-- Begin DATA IN THIS EXERCISE --
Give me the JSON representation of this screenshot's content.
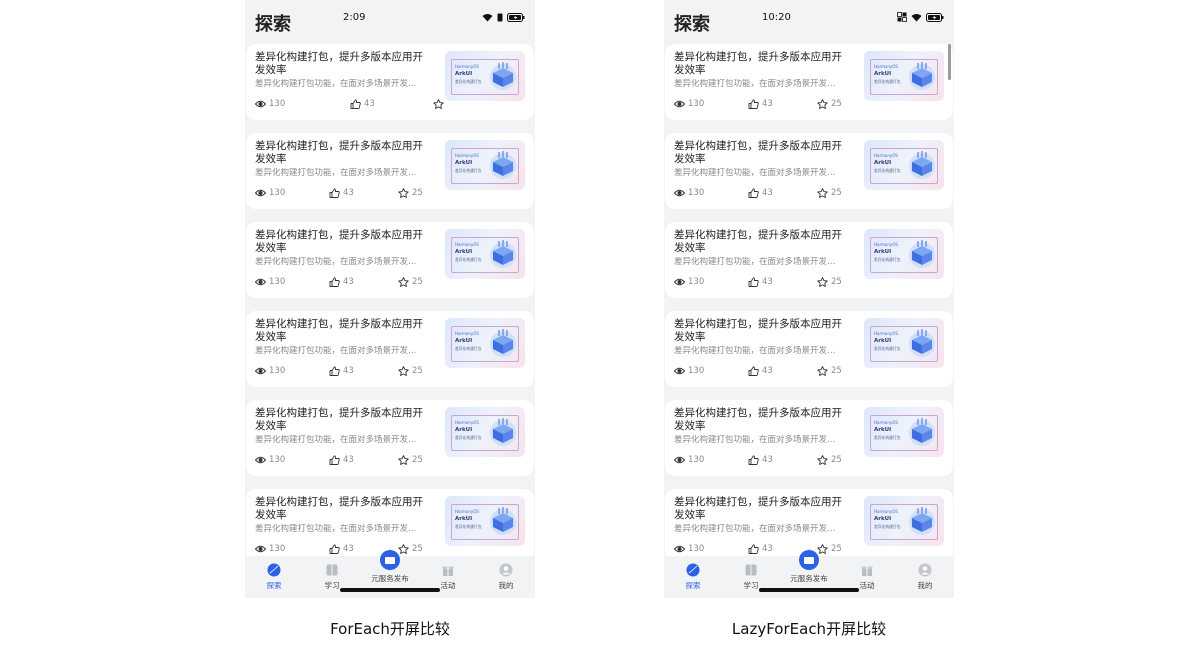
{
  "icon_names": {
    "view": "eye-icon",
    "like": "thumbs-up-icon",
    "favorite": "star-icon",
    "wifi": "wifi-icon",
    "sim": "sim-card-icon",
    "battery": "battery-charging-icon",
    "nfc": "nfc-icon"
  },
  "colors": {
    "accent": "#2b61e6",
    "background": "#f1f3f5",
    "card": "#ffffff"
  },
  "screens": [
    {
      "page_title": "探索",
      "time": "2:09",
      "cards": [
        {
          "title": "差异化构建打包，提升多版本应用开发效率",
          "subtitle": "差异化构建打包功能，在面对多场景开发…",
          "views": "130",
          "likes": "43",
          "stars": ""
        },
        {
          "title": "差异化构建打包，提升多版本应用开发效率",
          "subtitle": "差异化构建打包功能，在面对多场景开发…",
          "views": "130",
          "likes": "43",
          "stars": "25"
        },
        {
          "title": "差异化构建打包，提升多版本应用开发效率",
          "subtitle": "差异化构建打包功能，在面对多场景开发…",
          "views": "130",
          "likes": "43",
          "stars": "25"
        },
        {
          "title": "差异化构建打包，提升多版本应用开发效率",
          "subtitle": "差异化构建打包功能，在面对多场景开发…",
          "views": "130",
          "likes": "43",
          "stars": "25"
        },
        {
          "title": "差异化构建打包，提升多版本应用开发效率",
          "subtitle": "差异化构建打包功能，在面对多场景开发…",
          "views": "130",
          "likes": "43",
          "stars": "25"
        },
        {
          "title": "差异化构建打包，提升多版本应用开发效率",
          "subtitle": "差异化构建打包功能，在面对多场景开发…",
          "views": "130",
          "likes": "43",
          "stars": "25"
        }
      ],
      "thumb": {
        "top": "HarmonyOS",
        "title": "ArkUI",
        "sub": "差异化构建打包"
      },
      "tabs": [
        "探索",
        "学习",
        "活动",
        "我的"
      ],
      "center_tab_label": "元服务发布",
      "caption": "ForEach开屏比较"
    },
    {
      "page_title": "探索",
      "time": "10:20",
      "cards": [
        {
          "title": "差异化构建打包，提升多版本应用开发效率",
          "subtitle": "差异化构建打包功能，在面对多场景开发…",
          "views": "130",
          "likes": "43",
          "stars": "25"
        },
        {
          "title": "差异化构建打包，提升多版本应用开发效率",
          "subtitle": "差异化构建打包功能，在面对多场景开发…",
          "views": "130",
          "likes": "43",
          "stars": "25"
        },
        {
          "title": "差异化构建打包，提升多版本应用开发效率",
          "subtitle": "差异化构建打包功能，在面对多场景开发…",
          "views": "130",
          "likes": "43",
          "stars": "25"
        },
        {
          "title": "差异化构建打包，提升多版本应用开发效率",
          "subtitle": "差异化构建打包功能，在面对多场景开发…",
          "views": "130",
          "likes": "43",
          "stars": "25"
        },
        {
          "title": "差异化构建打包，提升多版本应用开发效率",
          "subtitle": "差异化构建打包功能，在面对多场景开发…",
          "views": "130",
          "likes": "43",
          "stars": "25"
        },
        {
          "title": "差异化构建打包，提升多版本应用开发效率",
          "subtitle": "差异化构建打包功能，在面对多场景开发…",
          "views": "130",
          "likes": "43",
          "stars": "25"
        }
      ],
      "thumb": {
        "top": "HarmonyOS",
        "title": "ArkUI",
        "sub": "差异化构建打包"
      },
      "tabs": [
        "探索",
        "学习",
        "活动",
        "我的"
      ],
      "center_tab_label": "元服务发布",
      "caption": "LazyForEach开屏比较"
    }
  ]
}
-- End DATA IN THIS EXERCISE --
PROBLEM TO WORK ON:
Reproduce every line precisely as given, omitting all pictures.

OUTPUT:
Give me the JSON representation of this screenshot's content.
{
  "icon_names": {
    "view": "eye-icon",
    "like": "thumbs-up-icon",
    "favorite": "star-icon",
    "wifi": "wifi-icon",
    "sim": "sim-card-icon",
    "battery": "battery-charging-icon",
    "nfc": "nfc-icon"
  },
  "colors": {
    "accent": "#2b61e6",
    "background": "#f1f3f5",
    "card": "#ffffff"
  },
  "screens": [
    {
      "page_title": "探索",
      "time": "2:09",
      "cards": [
        {
          "title": "差异化构建打包，提升多版本应用开发效率",
          "subtitle": "差异化构建打包功能，在面对多场景开发…",
          "views": "130",
          "likes": "43",
          "stars": ""
        },
        {
          "title": "差异化构建打包，提升多版本应用开发效率",
          "subtitle": "差异化构建打包功能，在面对多场景开发…",
          "views": "130",
          "likes": "43",
          "stars": "25"
        },
        {
          "title": "差异化构建打包，提升多版本应用开发效率",
          "subtitle": "差异化构建打包功能，在面对多场景开发…",
          "views": "130",
          "likes": "43",
          "stars": "25"
        },
        {
          "title": "差异化构建打包，提升多版本应用开发效率",
          "subtitle": "差异化构建打包功能，在面对多场景开发…",
          "views": "130",
          "likes": "43",
          "stars": "25"
        },
        {
          "title": "差异化构建打包，提升多版本应用开发效率",
          "subtitle": "差异化构建打包功能，在面对多场景开发…",
          "views": "130",
          "likes": "43",
          "stars": "25"
        },
        {
          "title": "差异化构建打包，提升多版本应用开发效率",
          "subtitle": "差异化构建打包功能，在面对多场景开发…",
          "views": "130",
          "likes": "43",
          "stars": "25"
        }
      ],
      "thumb": {
        "top": "HarmonyOS",
        "title": "ArkUI",
        "sub": "差异化构建打包"
      },
      "tabs": [
        "探索",
        "学习",
        "活动",
        "我的"
      ],
      "center_tab_label": "元服务发布",
      "caption": "ForEach开屏比较"
    },
    {
      "page_title": "探索",
      "time": "10:20",
      "cards": [
        {
          "title": "差异化构建打包，提升多版本应用开发效率",
          "subtitle": "差异化构建打包功能，在面对多场景开发…",
          "views": "130",
          "likes": "43",
          "stars": "25"
        },
        {
          "title": "差异化构建打包，提升多版本应用开发效率",
          "subtitle": "差异化构建打包功能，在面对多场景开发…",
          "views": "130",
          "likes": "43",
          "stars": "25"
        },
        {
          "title": "差异化构建打包，提升多版本应用开发效率",
          "subtitle": "差异化构建打包功能，在面对多场景开发…",
          "views": "130",
          "likes": "43",
          "stars": "25"
        },
        {
          "title": "差异化构建打包，提升多版本应用开发效率",
          "subtitle": "差异化构建打包功能，在面对多场景开发…",
          "views": "130",
          "likes": "43",
          "stars": "25"
        },
        {
          "title": "差异化构建打包，提升多版本应用开发效率",
          "subtitle": "差异化构建打包功能，在面对多场景开发…",
          "views": "130",
          "likes": "43",
          "stars": "25"
        },
        {
          "title": "差异化构建打包，提升多版本应用开发效率",
          "subtitle": "差异化构建打包功能，在面对多场景开发…",
          "views": "130",
          "likes": "43",
          "stars": "25"
        }
      ],
      "thumb": {
        "top": "HarmonyOS",
        "title": "ArkUI",
        "sub": "差异化构建打包"
      },
      "tabs": [
        "探索",
        "学习",
        "活动",
        "我的"
      ],
      "center_tab_label": "元服务发布",
      "caption": "LazyForEach开屏比较"
    }
  ]
}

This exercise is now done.